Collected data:
______________________________

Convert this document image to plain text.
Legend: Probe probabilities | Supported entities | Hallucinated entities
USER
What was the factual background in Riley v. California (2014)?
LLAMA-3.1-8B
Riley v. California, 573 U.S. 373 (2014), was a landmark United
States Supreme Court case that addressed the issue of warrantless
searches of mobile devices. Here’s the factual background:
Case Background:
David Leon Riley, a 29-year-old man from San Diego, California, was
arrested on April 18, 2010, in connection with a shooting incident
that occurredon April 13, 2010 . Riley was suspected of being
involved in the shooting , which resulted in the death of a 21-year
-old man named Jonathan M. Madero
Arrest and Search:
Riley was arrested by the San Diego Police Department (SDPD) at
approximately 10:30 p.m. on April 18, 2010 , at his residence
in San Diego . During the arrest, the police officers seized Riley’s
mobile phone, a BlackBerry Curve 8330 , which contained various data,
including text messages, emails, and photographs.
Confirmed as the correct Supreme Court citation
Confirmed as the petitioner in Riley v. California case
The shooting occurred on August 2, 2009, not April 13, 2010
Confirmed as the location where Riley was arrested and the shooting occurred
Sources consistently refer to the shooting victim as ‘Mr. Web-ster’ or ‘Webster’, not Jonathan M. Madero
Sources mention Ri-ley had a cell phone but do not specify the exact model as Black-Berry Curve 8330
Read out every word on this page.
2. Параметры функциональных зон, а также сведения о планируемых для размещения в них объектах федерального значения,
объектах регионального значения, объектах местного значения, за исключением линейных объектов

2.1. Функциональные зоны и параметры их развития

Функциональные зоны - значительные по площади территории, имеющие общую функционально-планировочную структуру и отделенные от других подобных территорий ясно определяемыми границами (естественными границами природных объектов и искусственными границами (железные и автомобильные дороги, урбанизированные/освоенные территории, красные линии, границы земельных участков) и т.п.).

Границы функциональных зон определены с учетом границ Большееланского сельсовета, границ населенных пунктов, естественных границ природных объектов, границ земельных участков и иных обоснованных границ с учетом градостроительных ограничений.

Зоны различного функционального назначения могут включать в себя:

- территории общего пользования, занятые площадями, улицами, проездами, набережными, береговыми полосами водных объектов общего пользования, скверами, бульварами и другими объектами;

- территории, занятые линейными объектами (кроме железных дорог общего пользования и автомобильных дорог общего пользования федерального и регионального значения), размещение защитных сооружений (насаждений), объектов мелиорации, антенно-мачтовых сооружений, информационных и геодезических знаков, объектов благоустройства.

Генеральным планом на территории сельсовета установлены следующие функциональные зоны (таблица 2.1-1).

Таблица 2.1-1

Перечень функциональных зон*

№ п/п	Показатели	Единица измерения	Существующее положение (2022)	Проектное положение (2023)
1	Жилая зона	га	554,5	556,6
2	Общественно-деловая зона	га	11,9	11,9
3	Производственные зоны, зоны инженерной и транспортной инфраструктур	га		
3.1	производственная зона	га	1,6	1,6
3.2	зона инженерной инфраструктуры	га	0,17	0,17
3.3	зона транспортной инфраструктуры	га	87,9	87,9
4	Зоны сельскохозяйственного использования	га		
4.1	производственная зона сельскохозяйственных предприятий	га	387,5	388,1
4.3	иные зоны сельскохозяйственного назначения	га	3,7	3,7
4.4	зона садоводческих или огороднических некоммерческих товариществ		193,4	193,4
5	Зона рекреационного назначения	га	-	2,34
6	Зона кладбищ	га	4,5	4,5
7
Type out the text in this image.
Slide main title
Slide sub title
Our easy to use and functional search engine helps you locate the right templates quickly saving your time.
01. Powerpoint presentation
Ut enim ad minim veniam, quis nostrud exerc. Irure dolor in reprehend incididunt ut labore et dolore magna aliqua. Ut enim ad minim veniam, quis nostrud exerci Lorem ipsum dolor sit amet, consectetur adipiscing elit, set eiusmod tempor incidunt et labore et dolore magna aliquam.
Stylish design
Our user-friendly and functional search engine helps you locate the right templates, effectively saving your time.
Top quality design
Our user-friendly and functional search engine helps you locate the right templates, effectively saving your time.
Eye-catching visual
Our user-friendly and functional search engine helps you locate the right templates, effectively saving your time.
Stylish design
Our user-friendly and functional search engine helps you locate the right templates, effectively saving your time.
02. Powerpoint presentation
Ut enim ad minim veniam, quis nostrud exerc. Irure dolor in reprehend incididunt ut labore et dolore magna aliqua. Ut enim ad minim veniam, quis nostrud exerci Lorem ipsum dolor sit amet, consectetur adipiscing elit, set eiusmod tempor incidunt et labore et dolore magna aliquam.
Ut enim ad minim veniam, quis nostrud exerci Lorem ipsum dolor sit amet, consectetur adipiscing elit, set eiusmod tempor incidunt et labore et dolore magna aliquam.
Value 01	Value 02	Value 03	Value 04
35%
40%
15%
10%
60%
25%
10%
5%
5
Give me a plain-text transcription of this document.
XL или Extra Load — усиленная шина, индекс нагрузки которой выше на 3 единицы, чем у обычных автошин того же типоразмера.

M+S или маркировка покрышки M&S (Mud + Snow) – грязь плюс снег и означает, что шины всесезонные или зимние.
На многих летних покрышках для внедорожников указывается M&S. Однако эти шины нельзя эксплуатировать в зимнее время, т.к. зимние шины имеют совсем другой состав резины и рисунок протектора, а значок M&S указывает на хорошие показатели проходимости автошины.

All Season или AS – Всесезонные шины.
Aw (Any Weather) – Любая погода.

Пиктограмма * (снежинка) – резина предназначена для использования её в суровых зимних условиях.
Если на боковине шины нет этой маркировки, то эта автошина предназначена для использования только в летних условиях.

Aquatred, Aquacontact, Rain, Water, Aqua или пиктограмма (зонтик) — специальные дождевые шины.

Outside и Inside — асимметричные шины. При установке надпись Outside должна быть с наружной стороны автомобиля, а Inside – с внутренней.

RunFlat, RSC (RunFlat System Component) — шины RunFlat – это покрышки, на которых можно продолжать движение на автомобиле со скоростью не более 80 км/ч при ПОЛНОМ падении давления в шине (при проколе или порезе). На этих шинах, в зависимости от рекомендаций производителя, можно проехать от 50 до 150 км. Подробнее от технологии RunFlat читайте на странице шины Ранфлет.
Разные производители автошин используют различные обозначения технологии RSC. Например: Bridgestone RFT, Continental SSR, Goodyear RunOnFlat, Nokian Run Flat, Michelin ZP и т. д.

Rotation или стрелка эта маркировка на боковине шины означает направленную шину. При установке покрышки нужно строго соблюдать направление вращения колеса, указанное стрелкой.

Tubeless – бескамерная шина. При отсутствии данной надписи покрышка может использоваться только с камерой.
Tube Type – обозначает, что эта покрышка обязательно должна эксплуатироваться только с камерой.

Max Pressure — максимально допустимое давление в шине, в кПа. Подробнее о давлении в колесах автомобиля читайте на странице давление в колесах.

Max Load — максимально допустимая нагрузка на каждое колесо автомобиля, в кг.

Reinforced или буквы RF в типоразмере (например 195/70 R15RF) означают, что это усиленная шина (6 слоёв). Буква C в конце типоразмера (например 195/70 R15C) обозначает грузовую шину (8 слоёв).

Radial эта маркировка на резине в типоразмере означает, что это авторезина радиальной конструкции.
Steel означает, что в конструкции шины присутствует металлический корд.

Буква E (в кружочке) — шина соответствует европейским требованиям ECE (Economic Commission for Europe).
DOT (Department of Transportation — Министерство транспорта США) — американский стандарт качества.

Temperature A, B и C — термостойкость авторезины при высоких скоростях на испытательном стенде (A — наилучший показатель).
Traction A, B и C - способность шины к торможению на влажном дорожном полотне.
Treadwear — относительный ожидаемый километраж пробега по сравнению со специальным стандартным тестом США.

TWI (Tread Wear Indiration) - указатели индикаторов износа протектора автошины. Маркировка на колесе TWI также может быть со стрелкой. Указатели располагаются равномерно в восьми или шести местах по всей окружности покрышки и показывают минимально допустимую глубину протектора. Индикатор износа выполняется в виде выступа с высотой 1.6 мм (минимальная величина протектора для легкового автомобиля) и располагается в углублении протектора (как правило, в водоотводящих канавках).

______________________________

▸ WHAT NEEDS TO BE DONE: Search the listing for the string "arrested". Copy each line where it turns up.

▸ FULL OUTPUT:
arrested on April 18, 2010, in connection with a shooting incident
Riley was arrested by the San Diego Police Department (SDPD) at
Confirmed as the location where Riley was arrested and the shooting occurred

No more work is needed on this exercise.